What the task asks → Write out the whole of the material exactly.

(Data entries for graphics)
## start

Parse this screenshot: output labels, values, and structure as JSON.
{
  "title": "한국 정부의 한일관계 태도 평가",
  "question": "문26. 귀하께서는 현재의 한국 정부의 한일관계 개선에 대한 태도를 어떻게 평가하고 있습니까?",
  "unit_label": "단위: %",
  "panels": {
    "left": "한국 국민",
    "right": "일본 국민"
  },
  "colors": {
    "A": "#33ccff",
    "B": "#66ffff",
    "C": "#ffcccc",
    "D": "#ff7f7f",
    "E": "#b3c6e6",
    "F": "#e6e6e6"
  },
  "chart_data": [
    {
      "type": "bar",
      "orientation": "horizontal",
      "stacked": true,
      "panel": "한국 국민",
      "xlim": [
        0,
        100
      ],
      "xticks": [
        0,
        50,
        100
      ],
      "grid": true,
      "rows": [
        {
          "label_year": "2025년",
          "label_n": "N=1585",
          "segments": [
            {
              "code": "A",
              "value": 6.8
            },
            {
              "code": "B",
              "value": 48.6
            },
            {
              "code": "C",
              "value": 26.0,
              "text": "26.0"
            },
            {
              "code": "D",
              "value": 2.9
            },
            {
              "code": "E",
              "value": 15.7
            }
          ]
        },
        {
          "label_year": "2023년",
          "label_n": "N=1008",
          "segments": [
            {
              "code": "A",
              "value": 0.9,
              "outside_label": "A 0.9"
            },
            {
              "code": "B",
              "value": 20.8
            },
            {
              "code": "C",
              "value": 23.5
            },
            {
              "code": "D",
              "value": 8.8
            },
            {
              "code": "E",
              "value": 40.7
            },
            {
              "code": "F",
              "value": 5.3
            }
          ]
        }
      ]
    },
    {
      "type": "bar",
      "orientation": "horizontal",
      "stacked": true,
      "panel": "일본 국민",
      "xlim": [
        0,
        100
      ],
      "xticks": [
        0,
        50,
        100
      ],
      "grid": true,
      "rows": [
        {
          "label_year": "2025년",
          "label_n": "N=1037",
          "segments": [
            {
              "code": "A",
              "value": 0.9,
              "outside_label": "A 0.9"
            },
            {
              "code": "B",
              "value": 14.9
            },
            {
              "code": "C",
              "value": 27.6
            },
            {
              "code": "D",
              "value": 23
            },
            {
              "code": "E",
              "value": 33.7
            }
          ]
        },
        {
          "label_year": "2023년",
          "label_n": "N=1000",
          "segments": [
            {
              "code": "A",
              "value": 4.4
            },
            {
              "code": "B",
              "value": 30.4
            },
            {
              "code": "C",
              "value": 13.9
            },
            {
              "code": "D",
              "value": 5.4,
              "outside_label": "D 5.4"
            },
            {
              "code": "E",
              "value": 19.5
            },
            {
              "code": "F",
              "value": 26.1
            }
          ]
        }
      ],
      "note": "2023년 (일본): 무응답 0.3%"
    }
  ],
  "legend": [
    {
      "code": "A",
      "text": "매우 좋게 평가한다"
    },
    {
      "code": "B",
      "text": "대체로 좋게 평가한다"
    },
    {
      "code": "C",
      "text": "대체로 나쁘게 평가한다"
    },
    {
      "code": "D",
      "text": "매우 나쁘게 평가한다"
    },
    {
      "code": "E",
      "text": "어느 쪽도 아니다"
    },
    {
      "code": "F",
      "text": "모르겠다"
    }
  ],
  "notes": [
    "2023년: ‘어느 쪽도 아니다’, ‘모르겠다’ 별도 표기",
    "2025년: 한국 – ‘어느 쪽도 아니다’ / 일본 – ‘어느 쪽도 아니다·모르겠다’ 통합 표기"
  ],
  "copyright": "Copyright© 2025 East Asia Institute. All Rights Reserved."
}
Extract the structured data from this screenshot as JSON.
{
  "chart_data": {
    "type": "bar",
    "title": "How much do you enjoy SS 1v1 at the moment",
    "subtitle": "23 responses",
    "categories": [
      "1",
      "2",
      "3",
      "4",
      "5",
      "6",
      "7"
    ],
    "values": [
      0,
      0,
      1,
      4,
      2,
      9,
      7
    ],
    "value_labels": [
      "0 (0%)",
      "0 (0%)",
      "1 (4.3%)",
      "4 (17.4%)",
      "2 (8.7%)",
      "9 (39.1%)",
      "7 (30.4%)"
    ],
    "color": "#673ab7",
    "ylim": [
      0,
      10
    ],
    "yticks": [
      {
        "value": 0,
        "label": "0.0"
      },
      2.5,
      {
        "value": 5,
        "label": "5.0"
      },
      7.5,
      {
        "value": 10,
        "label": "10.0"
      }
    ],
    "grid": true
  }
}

## end

Exercise output →
Parse this screenshot: output labels, values, and structure as JSON.
{
  "title": "한국 정부의 한일관계 태도 평가",
  "question": "문26. 귀하께서는 현재의 한국 정부의 한일관계 개선에 대한 태도를 어떻게 평가하고 있습니까?",
  "unit_label": "단위: %",
  "panels": {
    "left": "한국 국민",
    "right": "일본 국민"
  },
  "colors": {
    "A": "#33ccff",
    "B": "#66ffff",
    "C": "#ffcccc",
    "D": "#ff7f7f",
    "E": "#b3c6e6",
    "F": "#e6e6e6"
  },
  "chart_data": [
    {
      "type": "bar",
      "orientation": "horizontal",
      "stacked": true,
      "panel": "한국 국민",
      "xlim": [
        0,
        100
      ],
      "xticks": [
        0,
        50,
        100
      ],
      "grid": true,
      "rows": [
        {
          "label_year": "2025년",
          "label_n": "N=1585",
          "segments": [
            {
              "code": "A",
              "value": 6.8
            },
            {
              "code": "B",
              "value": 48.6
            },
            {
              "code": "C",
              "value": 26.0,
              "text": "26.0"
            },
            {
              "code": "D",
              "value": 2.9
            },
            {
              "code": "E",
              "value": 15.7
            }
          ]
        },
        {
          "label_year": "2023년",
          "label_n": "N=1008",
          "segments": [
            {
              "code": "A",
              "value": 0.9,
              "outside_label": "A 0.9"
            },
            {
              "code": "B",
              "value": 20.8
            },
            {
              "code": "C",
              "value": 23.5
            },
            {
              "code": "D",
              "value": 8.8
            },
            {
              "code": "E",
              "value": 40.7
            },
            {
              "code": "F",
              "value": 5.3
            }
          ]
        }
      ]
    },
    {
      "type": "bar",
      "orientation": "horizontal",
      "stacked": true,
      "panel": "일본 국민",
      "xlim": [
        0,
        100
      ],
      "xticks": [
        0,
        50,
        100
      ],
      "grid": true,
      "rows": [
        {
          "label_year": "2025년",
          "label_n": "N=1037",
          "segments": [
            {
              "code": "A",
              "value": 0.9,
              "outside_label": "A 0.9"
            },
            {
              "code": "B",
              "value": 14.9
            },
            {
              "code": "C",
              "value": 27.6
            },
            {
              "code": "D",
              "value": 23
            },
            {
              "code": "E",
              "value": 33.7
            }
          ]
        },
        {
          "label_year": "2023년",
          "label_n": "N=1000",
          "segments": [
            {
              "code": "A",
              "value": 4.4
            },
            {
              "code": "B",
              "value": 30.4
            },
            {
              "code": "C",
              "value": 13.9
            },
            {
              "code": "D",
              "value": 5.4,
              "outside_label": "D 5.4"
            },
            {
              "code": "E",
              "value": 19.5
            },
            {
              "code": "F",
              "value": 26.1
            }
          ]
        }
      ],
      "note": "2023년 (일본): 무응답 0.3%"
    }
  ],
  "legend": [
    {
      "code": "A",
      "text": "매우 좋게 평가한다"
    },
    {
      "code": "B",
      "text": "대체로 좋게 평가한다"
    },
    {
      "code": "C",
      "text": "대체로 나쁘게 평가한다"
    },
    {
      "code": "D",
      "text": "매우 나쁘게 평가한다"
    },
    {
      "code": "E",
      "text": "어느 쪽도 아니다"
    },
    {
      "code": "F",
      "text": "모르겠다"
    }
  ],
  "notes": [
    "2023년: ‘어느 쪽도 아니다’, ‘모르겠다’ 별도 표기",
    "2025년: 한국 – ‘어느 쪽도 아니다’ / 일본 – ‘어느 쪽도 아니다·모르겠다’ 통합 표기"
  ],
  "copyright": "Copyright© 2025 East Asia Institute. All Rights Reserved."
}
Extract the structured data from this screenshot as JSON.
{
  "chart_data": {
    "type": "bar",
    "title": "How much do you enjoy SS 1v1 at the moment",
    "subtitle": "23 responses",
    "categories": [
      "1",
      "2",
      "3",
      "4",
      "5",
      "6",
      "7"
    ],
    "values": [
      0,
      0,
      1,
      4,
      2,
      9,
      7
    ],
    "value_labels": [
      "0 (0%)",
      "0 (0%)",
      "1 (4.3%)",
      "4 (17.4%)",
      "2 (8.7%)",
      "9 (39.1%)",
      "7 (30.4%)"
    ],
    "color": "#673ab7",
    "ylim": [
      0,
      10
    ],
    "yticks": [
      {
        "value": 0,
        "label": "0.0"
      },
      2.5,
      {
        "value": 5,
        "label": "5.0"
      },
      7.5,
      {
        "value": 10,
        "label": "10.0"
      }
    ],
    "grid": true
  }
}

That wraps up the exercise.